**WHAT TO WORK ON**
Exact repetition is required: output every record in full.

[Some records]
--- start ---

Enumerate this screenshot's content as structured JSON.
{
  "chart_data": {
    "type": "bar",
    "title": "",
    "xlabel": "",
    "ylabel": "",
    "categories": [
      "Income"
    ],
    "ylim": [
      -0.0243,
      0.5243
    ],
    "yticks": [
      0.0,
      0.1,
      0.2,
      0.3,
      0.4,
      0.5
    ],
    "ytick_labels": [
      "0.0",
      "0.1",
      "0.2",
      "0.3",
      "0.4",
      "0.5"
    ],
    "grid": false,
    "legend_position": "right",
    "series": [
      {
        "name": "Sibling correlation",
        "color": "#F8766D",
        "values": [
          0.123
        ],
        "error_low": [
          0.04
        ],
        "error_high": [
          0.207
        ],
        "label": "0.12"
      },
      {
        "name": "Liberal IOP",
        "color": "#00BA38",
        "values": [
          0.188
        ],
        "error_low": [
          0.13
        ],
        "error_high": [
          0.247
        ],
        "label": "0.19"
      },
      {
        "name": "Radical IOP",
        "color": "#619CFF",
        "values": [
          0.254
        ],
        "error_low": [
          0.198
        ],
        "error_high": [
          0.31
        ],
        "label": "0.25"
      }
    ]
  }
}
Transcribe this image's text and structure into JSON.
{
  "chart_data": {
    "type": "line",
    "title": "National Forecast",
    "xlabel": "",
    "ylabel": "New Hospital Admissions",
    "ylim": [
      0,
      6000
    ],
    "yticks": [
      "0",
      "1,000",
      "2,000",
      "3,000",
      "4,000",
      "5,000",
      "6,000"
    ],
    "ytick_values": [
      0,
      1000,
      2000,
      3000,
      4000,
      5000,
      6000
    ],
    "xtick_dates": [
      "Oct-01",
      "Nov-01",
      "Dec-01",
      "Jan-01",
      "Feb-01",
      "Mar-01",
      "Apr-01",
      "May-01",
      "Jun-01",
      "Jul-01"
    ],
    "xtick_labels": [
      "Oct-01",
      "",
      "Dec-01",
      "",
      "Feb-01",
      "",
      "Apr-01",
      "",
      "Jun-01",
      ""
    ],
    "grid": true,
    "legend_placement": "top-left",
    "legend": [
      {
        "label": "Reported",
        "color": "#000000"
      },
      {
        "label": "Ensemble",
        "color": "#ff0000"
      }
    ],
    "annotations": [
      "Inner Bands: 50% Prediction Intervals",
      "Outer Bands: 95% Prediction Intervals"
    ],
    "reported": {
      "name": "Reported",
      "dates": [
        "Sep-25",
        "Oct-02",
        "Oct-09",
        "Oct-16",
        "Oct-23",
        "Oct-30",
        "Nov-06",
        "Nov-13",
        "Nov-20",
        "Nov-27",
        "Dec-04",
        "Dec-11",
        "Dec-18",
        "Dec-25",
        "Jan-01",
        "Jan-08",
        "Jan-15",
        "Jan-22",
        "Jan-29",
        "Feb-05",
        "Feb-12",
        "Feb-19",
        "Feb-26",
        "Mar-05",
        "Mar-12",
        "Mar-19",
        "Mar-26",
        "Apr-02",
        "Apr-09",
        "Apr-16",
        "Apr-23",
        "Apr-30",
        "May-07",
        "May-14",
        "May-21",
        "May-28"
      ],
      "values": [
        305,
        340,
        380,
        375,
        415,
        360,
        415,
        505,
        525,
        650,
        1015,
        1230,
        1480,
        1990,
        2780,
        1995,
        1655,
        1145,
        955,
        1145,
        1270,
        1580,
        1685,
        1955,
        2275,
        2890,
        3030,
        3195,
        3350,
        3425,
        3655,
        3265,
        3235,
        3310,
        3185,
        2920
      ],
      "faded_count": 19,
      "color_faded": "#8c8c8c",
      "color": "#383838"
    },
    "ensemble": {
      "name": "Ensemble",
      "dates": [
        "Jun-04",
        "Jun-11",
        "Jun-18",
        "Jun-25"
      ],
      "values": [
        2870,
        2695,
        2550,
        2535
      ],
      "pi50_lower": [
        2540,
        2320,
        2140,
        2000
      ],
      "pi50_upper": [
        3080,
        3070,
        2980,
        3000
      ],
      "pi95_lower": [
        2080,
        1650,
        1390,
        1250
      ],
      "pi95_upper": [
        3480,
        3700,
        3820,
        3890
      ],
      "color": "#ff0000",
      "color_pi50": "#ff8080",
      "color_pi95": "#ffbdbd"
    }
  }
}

--- end ---

**THE ANSWER**
Enumerate this screenshot's content as structured JSON.
{
  "chart_data": {
    "type": "bar",
    "title": "",
    "xlabel": "",
    "ylabel": "",
    "categories": [
      "Income"
    ],
    "ylim": [
      -0.0243,
      0.5243
    ],
    "yticks": [
      0.0,
      0.1,
      0.2,
      0.3,
      0.4,
      0.5
    ],
    "ytick_labels": [
      "0.0",
      "0.1",
      "0.2",
      "0.3",
      "0.4",
      "0.5"
    ],
    "grid": false,
    "legend_position": "right",
    "series": [
      {
        "name": "Sibling correlation",
        "color": "#F8766D",
        "values": [
          0.123
        ],
        "error_low": [
          0.04
        ],
        "error_high": [
          0.207
        ],
        "label": "0.12"
      },
      {
        "name": "Liberal IOP",
        "color": "#00BA38",
        "values": [
          0.188
        ],
        "error_low": [
          0.13
        ],
        "error_high": [
          0.247
        ],
        "label": "0.19"
      },
      {
        "name": "Radical IOP",
        "color": "#619CFF",
        "values": [
          0.254
        ],
        "error_low": [
          0.198
        ],
        "error_high": [
          0.31
        ],
        "label": "0.25"
      }
    ]
  }
}
Transcribe this image's text and structure into JSON.
{
  "chart_data": {
    "type": "line",
    "title": "National Forecast",
    "xlabel": "",
    "ylabel": "New Hospital Admissions",
    "ylim": [
      0,
      6000
    ],
    "yticks": [
      "0",
      "1,000",
      "2,000",
      "3,000",
      "4,000",
      "5,000",
      "6,000"
    ],
    "ytick_values": [
      0,
      1000,
      2000,
      3000,
      4000,
      5000,
      6000
    ],
    "xtick_dates": [
      "Oct-01",
      "Nov-01",
      "Dec-01",
      "Jan-01",
      "Feb-01",
      "Mar-01",
      "Apr-01",
      "May-01",
      "Jun-01",
      "Jul-01"
    ],
    "xtick_labels": [
      "Oct-01",
      "",
      "Dec-01",
      "",
      "Feb-01",
      "",
      "Apr-01",
      "",
      "Jun-01",
      ""
    ],
    "grid": true,
    "legend_placement": "top-left",
    "legend": [
      {
        "label": "Reported",
        "color": "#000000"
      },
      {
        "label": "Ensemble",
        "color": "#ff0000"
      }
    ],
    "annotations": [
      "Inner Bands: 50% Prediction Intervals",
      "Outer Bands: 95% Prediction Intervals"
    ],
    "reported": {
      "name": "Reported",
      "dates": [
        "Sep-25",
        "Oct-02",
        "Oct-09",
        "Oct-16",
        "Oct-23",
        "Oct-30",
        "Nov-06",
        "Nov-13",
        "Nov-20",
        "Nov-27",
        "Dec-04",
        "Dec-11",
        "Dec-18",
        "Dec-25",
        "Jan-01",
        "Jan-08",
        "Jan-15",
        "Jan-22",
        "Jan-29",
        "Feb-05",
        "Feb-12",
        "Feb-19",
        "Feb-26",
        "Mar-05",
        "Mar-12",
        "Mar-19",
        "Mar-26",
        "Apr-02",
        "Apr-09",
        "Apr-16",
        "Apr-23",
        "Apr-30",
        "May-07",
        "May-14",
        "May-21",
        "May-28"
      ],
      "values": [
        305,
        340,
        380,
        375,
        415,
        360,
        415,
        505,
        525,
        650,
        1015,
        1230,
        1480,
        1990,
        2780,
        1995,
        1655,
        1145,
        955,
        1145,
        1270,
        1580,
        1685,
        1955,
        2275,
        2890,
        3030,
        3195,
        3350,
        3425,
        3655,
        3265,
        3235,
        3310,
        3185,
        2920
      ],
      "faded_count": 19,
      "color_faded": "#8c8c8c",
      "color": "#383838"
    },
    "ensemble": {
      "name": "Ensemble",
      "dates": [
        "Jun-04",
        "Jun-11",
        "Jun-18",
        "Jun-25"
      ],
      "values": [
        2870,
        2695,
        2550,
        2535
      ],
      "pi50_lower": [
        2540,
        2320,
        2140,
        2000
      ],
      "pi50_upper": [
        3080,
        3070,
        2980,
        3000
      ],
      "pi95_lower": [
        2080,
        1650,
        1390,
        1250
      ],
      "pi95_upper": [
        3480,
        3700,
        3820,
        3890
      ],
      "color": "#ff0000",
      "color_pi50": "#ff8080",
      "color_pi95": "#ffbdbd"
    }
  }
}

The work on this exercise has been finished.